(BRIEF): List each line of the data that holds the string "ylabel".
[Start of GIVEN RECORDS]
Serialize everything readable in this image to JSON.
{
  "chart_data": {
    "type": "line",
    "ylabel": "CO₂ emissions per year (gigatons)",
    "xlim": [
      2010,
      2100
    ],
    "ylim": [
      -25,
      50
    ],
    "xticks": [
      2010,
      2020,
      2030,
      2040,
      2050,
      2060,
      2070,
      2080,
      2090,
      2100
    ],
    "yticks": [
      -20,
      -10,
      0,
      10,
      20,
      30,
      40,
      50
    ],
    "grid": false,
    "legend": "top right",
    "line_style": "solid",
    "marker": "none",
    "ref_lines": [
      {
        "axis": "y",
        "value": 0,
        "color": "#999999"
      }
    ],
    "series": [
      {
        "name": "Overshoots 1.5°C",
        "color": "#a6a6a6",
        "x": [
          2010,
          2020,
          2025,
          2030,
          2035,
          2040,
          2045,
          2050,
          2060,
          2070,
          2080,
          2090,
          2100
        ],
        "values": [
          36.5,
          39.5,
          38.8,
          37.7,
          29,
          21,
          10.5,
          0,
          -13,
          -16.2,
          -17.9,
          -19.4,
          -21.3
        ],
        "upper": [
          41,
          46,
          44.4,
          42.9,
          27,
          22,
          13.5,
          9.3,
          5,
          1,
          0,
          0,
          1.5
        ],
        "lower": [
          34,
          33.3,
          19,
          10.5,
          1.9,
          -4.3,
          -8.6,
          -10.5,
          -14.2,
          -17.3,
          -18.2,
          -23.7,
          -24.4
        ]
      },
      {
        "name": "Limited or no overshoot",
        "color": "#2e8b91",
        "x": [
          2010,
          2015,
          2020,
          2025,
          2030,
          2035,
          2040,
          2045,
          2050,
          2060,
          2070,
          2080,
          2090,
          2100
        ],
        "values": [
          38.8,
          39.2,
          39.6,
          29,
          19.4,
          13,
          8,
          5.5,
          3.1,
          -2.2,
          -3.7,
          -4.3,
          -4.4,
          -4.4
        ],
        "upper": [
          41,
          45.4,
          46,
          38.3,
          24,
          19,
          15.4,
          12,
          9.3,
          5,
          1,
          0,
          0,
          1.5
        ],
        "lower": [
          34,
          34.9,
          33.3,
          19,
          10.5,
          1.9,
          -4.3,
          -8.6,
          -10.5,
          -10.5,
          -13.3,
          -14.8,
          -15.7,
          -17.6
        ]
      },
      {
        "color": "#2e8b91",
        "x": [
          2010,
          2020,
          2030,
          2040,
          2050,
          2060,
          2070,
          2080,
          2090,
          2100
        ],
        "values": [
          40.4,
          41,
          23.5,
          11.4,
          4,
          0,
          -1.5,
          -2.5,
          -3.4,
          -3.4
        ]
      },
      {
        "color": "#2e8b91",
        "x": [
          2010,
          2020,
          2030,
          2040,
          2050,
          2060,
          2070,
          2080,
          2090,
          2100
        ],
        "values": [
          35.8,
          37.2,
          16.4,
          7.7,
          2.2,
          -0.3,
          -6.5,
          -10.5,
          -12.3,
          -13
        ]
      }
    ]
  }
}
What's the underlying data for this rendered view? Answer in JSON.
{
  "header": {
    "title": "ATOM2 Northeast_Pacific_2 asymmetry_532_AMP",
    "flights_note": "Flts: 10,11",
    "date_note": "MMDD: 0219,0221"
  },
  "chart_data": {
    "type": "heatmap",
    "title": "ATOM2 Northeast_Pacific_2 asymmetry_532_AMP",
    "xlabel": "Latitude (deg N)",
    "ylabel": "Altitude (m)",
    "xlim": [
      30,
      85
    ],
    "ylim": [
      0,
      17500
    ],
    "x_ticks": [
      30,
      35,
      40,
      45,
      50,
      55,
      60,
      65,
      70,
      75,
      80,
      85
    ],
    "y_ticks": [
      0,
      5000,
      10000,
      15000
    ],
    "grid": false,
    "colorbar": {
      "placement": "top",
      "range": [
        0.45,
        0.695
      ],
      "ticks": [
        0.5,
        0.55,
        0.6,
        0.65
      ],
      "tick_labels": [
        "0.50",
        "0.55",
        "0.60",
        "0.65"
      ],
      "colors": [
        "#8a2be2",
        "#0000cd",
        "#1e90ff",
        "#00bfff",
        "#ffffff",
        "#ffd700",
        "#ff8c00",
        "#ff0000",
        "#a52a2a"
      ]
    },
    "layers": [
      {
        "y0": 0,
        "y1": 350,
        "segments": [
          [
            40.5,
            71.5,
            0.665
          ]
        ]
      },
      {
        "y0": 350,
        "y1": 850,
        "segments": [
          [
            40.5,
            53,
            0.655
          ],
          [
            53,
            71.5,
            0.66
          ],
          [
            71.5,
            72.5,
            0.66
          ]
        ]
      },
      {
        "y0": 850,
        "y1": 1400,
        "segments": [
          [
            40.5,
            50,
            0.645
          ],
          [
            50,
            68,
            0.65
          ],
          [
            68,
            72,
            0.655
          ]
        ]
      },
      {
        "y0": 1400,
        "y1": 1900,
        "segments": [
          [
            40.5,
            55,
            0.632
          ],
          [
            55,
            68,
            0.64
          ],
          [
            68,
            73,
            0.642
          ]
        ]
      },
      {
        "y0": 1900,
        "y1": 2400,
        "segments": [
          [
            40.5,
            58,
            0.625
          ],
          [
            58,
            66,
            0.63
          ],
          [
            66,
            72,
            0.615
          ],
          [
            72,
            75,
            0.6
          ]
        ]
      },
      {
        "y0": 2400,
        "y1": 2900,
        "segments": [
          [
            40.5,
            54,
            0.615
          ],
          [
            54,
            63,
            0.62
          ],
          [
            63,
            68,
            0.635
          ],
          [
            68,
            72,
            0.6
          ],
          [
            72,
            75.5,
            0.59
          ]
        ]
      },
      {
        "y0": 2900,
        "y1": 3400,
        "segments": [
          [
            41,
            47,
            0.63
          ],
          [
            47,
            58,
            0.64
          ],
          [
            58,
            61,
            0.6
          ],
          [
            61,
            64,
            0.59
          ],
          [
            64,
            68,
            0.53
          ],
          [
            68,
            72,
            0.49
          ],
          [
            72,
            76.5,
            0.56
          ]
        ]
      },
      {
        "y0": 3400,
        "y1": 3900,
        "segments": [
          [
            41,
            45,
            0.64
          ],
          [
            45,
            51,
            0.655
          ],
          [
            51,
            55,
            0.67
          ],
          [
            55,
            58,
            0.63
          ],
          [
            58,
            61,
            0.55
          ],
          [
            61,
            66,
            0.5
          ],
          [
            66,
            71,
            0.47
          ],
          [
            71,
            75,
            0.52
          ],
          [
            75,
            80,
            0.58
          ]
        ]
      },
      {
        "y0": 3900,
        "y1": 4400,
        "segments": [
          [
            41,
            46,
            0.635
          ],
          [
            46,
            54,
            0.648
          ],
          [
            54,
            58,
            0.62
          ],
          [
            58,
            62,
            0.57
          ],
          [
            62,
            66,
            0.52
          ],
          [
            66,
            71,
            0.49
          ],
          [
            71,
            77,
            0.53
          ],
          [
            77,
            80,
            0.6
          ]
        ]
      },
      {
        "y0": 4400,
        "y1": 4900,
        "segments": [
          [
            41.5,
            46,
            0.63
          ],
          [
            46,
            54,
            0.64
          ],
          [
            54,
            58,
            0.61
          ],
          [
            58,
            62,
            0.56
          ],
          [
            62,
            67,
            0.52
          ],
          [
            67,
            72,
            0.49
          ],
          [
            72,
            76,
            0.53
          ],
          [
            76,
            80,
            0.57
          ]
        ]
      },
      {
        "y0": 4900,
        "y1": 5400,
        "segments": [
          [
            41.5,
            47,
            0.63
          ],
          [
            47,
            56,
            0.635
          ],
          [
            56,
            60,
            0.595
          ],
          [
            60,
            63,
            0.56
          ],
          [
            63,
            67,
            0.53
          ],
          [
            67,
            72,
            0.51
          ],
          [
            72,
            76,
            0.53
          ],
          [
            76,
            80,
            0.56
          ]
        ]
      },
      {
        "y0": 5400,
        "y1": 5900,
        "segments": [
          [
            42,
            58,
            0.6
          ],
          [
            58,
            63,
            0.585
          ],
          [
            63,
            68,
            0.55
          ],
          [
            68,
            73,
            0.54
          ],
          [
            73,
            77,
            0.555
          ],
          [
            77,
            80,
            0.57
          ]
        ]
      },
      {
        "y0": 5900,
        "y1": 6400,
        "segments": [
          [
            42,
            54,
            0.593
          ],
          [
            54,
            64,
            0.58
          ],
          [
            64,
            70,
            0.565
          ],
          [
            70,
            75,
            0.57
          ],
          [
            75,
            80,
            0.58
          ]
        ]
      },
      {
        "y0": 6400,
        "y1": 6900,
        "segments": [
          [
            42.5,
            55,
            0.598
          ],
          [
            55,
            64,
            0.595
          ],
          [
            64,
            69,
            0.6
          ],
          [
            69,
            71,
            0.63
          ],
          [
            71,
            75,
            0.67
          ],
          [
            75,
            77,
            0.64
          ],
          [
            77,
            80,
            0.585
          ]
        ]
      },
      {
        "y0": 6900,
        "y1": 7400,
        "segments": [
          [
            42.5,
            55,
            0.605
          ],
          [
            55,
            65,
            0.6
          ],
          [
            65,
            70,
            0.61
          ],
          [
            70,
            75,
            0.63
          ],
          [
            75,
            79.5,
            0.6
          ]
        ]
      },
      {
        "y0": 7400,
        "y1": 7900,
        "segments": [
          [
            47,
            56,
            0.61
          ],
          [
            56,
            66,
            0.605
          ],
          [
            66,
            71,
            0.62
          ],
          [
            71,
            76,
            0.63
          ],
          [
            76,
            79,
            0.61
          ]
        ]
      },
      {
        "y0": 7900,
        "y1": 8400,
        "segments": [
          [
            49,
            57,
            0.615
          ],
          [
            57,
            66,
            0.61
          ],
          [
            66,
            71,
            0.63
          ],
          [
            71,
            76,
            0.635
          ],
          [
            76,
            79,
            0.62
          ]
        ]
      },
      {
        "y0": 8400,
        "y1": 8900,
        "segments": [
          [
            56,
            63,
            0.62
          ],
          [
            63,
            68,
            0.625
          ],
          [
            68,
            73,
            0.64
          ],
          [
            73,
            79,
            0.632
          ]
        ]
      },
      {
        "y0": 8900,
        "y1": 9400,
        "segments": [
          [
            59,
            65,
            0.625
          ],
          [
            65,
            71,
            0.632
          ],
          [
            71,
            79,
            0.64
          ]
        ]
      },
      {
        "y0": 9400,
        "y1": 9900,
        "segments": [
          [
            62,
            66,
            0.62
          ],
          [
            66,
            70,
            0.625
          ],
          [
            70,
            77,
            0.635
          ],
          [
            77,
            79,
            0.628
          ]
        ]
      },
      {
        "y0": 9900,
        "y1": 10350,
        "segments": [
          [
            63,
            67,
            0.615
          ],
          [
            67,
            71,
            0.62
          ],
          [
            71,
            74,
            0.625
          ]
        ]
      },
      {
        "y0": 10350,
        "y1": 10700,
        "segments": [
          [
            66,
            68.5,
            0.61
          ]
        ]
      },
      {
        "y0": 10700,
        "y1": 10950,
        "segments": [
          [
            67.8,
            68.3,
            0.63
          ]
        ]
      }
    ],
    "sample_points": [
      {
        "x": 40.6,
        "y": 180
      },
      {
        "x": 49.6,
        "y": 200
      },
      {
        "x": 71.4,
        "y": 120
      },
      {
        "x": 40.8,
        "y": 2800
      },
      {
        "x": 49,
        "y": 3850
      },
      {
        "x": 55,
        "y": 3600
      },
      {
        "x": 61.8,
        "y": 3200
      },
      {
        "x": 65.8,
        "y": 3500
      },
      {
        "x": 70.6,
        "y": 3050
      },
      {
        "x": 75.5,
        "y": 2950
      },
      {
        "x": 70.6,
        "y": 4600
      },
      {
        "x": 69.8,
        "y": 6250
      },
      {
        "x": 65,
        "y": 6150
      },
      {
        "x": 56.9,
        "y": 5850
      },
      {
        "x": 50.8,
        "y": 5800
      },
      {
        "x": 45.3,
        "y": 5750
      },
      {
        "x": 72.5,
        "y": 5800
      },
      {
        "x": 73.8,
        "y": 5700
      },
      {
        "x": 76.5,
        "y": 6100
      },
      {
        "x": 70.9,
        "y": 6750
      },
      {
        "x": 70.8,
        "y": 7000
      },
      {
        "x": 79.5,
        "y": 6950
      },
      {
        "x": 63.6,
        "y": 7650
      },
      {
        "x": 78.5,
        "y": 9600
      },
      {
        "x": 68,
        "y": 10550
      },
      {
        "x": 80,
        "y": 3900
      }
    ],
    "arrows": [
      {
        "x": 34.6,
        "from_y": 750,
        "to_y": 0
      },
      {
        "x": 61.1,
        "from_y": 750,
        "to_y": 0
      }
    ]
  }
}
[End of GIVEN RECORDS]
(FINAL ANSWER):
    "ylabel": "CO₂ emissions per year (gigatons)",
    "ylabel": "Altitude (m)",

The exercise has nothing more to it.